What is expected >>
Return exactly the lines of the entries that start at the line containing "Read all visible content and emit it as JSON." and continue to the last line. Omit the pictures.

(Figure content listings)
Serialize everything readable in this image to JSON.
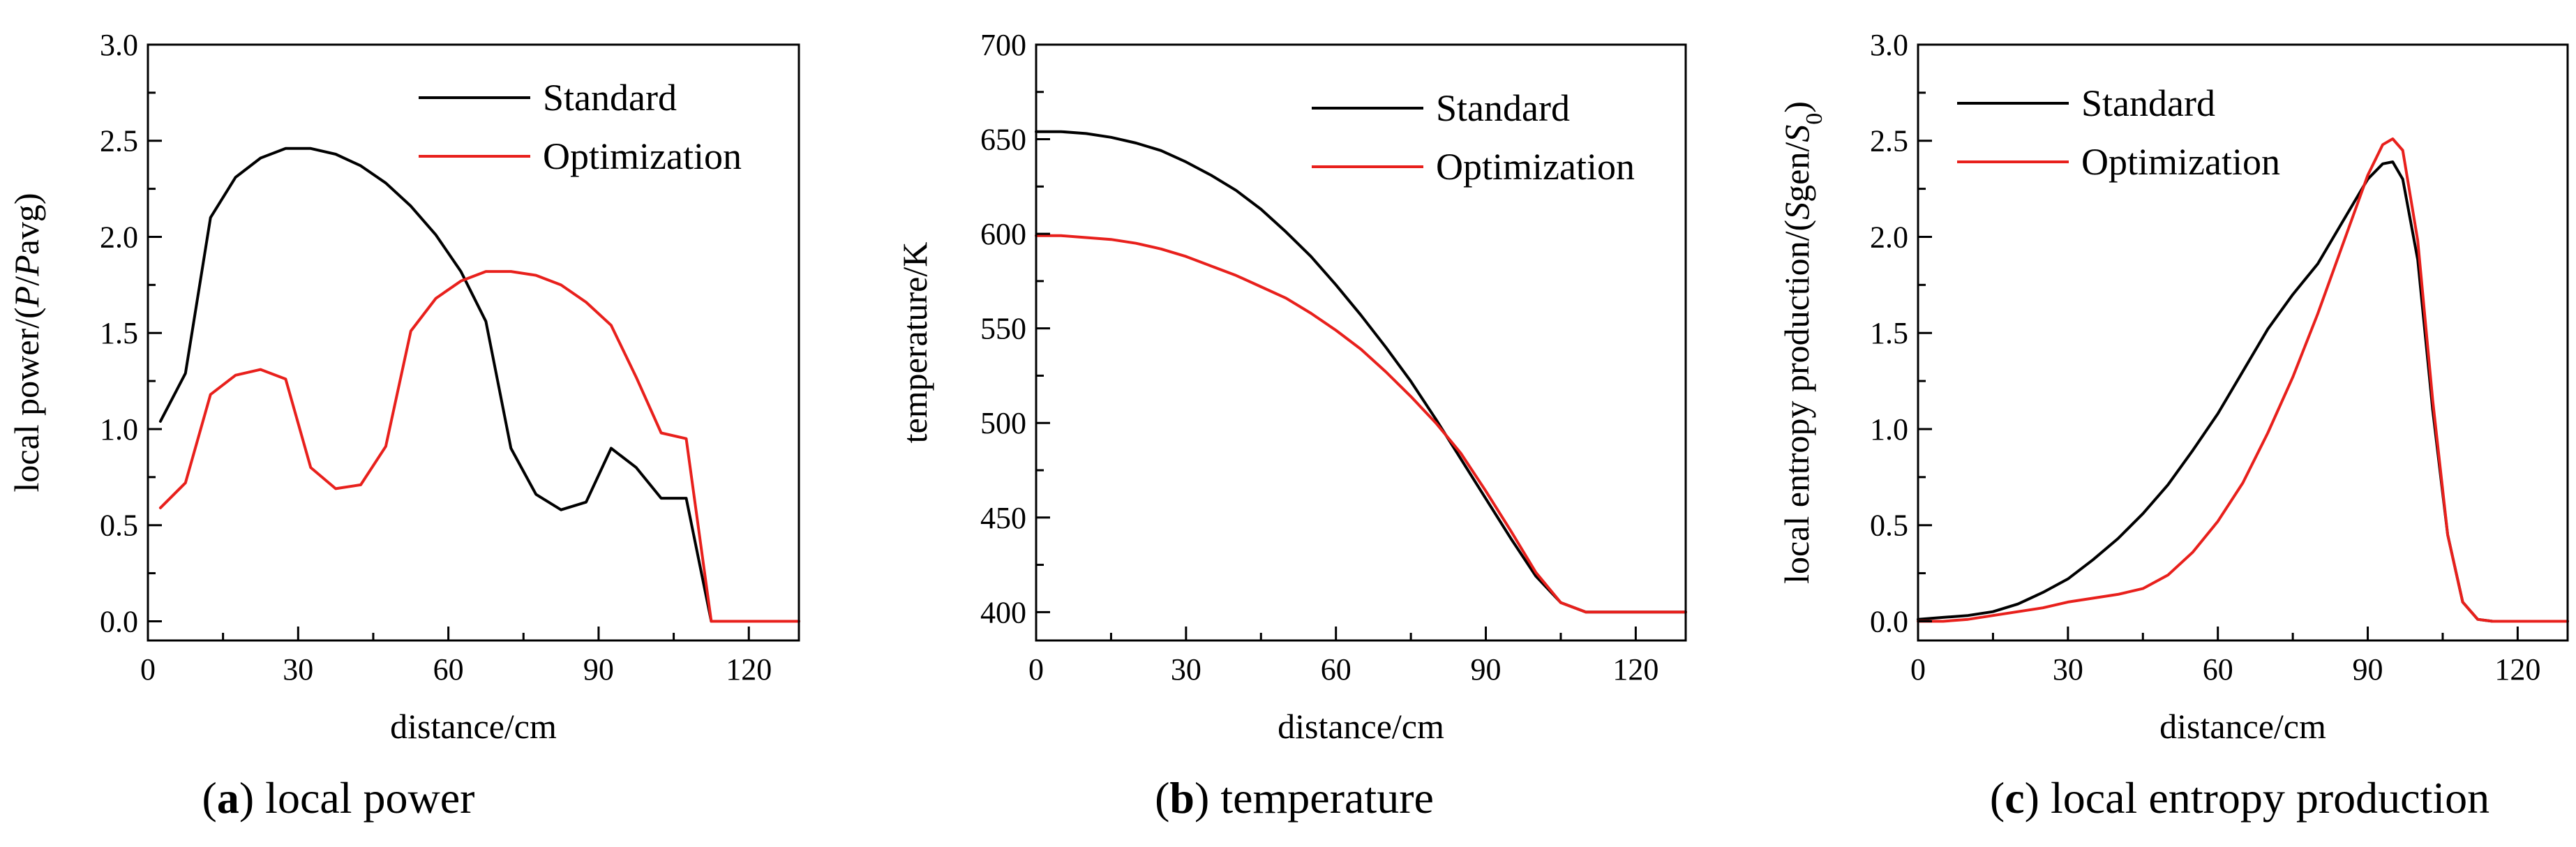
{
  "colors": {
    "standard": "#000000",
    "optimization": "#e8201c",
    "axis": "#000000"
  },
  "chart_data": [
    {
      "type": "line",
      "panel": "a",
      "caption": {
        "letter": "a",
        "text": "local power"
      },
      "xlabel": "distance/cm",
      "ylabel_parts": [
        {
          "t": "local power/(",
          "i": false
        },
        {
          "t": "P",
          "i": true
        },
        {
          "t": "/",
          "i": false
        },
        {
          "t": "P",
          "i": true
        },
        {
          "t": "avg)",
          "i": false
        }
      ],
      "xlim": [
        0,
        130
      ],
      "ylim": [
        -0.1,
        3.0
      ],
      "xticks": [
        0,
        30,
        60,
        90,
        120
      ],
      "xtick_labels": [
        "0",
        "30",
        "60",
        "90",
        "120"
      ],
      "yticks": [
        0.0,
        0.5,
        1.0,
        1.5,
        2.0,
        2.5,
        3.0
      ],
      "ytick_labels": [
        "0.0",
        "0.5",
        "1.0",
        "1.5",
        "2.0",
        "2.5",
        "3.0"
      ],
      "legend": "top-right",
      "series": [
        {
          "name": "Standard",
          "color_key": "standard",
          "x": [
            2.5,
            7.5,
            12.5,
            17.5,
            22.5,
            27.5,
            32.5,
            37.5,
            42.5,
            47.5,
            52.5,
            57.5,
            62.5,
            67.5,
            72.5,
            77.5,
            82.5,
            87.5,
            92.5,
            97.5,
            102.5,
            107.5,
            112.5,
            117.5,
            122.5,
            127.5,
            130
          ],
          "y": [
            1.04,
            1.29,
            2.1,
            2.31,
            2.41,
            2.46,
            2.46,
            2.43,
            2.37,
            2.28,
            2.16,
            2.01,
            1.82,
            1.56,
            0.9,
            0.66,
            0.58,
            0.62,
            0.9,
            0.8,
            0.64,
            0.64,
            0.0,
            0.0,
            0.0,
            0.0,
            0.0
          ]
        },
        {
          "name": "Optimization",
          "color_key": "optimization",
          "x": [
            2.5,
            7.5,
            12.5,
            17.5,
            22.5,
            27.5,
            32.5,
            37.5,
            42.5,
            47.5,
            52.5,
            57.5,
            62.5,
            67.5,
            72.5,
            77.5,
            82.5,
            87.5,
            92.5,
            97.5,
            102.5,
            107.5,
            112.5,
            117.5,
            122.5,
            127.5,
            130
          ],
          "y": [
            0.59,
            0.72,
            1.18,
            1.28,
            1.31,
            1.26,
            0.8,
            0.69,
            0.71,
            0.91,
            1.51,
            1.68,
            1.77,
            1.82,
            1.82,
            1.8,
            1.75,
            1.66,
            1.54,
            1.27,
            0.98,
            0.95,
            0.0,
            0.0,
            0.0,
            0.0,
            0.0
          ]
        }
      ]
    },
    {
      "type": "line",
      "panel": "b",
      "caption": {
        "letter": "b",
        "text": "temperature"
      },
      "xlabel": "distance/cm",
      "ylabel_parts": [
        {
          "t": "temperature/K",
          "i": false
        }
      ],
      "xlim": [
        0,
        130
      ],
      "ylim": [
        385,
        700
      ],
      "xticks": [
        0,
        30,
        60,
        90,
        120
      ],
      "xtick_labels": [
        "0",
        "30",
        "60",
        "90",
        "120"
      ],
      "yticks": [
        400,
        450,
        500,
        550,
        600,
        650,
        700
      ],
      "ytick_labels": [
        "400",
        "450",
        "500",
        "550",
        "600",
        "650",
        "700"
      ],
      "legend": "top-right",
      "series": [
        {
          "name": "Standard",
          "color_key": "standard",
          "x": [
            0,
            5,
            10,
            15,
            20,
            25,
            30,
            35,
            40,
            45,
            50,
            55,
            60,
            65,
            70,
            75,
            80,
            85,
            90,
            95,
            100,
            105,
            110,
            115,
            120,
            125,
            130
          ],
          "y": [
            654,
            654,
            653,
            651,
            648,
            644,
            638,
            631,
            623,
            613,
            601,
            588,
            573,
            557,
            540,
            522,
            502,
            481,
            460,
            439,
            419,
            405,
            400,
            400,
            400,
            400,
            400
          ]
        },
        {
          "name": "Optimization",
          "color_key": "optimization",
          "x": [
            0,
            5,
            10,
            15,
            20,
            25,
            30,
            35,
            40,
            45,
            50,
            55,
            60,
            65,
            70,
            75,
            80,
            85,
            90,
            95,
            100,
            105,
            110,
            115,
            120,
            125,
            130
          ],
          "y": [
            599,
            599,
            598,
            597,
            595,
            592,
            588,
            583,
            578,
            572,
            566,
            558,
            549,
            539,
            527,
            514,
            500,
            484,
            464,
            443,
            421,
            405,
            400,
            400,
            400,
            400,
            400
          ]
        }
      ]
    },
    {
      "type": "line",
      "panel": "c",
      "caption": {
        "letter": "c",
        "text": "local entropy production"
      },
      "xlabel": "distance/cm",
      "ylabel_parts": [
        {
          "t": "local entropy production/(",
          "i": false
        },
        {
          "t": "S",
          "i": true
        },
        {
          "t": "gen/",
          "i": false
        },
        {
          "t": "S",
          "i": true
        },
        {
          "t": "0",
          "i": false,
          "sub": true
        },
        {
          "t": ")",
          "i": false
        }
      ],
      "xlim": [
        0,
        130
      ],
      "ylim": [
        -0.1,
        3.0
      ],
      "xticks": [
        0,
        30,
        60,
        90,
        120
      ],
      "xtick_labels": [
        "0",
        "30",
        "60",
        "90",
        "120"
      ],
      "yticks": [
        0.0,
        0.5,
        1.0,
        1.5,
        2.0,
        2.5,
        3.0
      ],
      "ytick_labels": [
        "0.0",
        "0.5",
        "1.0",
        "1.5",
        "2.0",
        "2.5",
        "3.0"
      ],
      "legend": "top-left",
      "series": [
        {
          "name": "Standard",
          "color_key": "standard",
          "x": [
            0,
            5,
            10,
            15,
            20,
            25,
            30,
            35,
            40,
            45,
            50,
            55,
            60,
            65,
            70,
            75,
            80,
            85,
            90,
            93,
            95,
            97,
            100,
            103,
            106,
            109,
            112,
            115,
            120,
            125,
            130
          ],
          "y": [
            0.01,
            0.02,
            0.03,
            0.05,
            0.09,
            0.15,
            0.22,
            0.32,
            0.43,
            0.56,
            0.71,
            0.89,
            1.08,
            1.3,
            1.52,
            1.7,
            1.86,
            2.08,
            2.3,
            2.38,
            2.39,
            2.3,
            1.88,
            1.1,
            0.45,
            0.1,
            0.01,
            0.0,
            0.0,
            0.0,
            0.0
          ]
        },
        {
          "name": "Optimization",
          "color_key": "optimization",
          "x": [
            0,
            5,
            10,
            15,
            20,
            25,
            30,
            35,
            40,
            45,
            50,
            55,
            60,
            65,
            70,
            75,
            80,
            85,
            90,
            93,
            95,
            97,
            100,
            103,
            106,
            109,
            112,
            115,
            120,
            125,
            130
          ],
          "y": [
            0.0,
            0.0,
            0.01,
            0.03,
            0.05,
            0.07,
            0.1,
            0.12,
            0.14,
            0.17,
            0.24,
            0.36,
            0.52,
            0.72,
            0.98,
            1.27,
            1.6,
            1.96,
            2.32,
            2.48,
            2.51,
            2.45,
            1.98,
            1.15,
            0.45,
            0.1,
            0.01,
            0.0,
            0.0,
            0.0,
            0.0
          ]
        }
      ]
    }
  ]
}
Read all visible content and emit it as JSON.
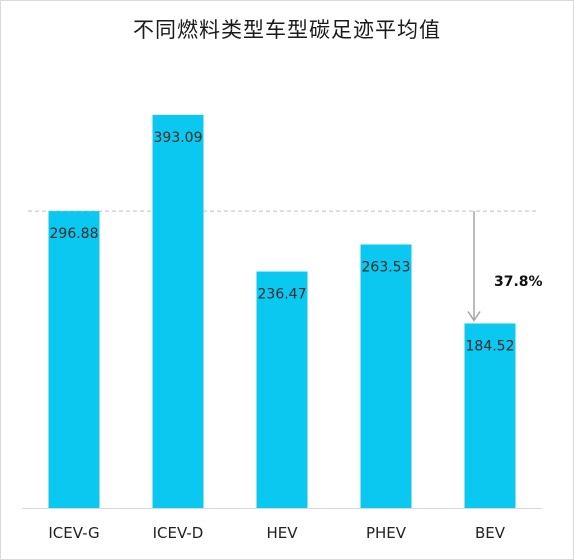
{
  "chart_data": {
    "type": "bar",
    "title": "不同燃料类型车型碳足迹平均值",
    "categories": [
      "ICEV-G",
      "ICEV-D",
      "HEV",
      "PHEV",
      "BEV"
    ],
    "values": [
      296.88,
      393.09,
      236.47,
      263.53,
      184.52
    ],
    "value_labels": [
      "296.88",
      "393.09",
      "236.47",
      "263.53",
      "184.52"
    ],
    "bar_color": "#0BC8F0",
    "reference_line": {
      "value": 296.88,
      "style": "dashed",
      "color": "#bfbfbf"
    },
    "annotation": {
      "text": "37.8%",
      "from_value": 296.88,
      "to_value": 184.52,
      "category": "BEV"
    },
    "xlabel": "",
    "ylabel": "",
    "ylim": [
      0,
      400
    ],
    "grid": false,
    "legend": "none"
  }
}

Response to this task >>
Read all visible content and emit it as JSON.
{
  "chart_data": {
    "type": "bar",
    "title": "不同燃料类型车型碳足迹平均值",
    "categories": [
      "ICEV-G",
      "ICEV-D",
      "HEV",
      "PHEV",
      "BEV"
    ],
    "values": [
      296.88,
      393.09,
      236.47,
      263.53,
      184.52
    ],
    "value_labels": [
      "296.88",
      "393.09",
      "236.47",
      "263.53",
      "184.52"
    ],
    "bar_color": "#0BC8F0",
    "reference_line": {
      "value": 296.88,
      "style": "dashed",
      "color": "#bfbfbf"
    },
    "annotation": {
      "text": "37.8%",
      "from_value": 296.88,
      "to_value": 184.52,
      "category": "BEV"
    },
    "xlabel": "",
    "ylabel": "",
    "ylim": [
      0,
      400
    ],
    "grid": false,
    "legend": "none"
  }
}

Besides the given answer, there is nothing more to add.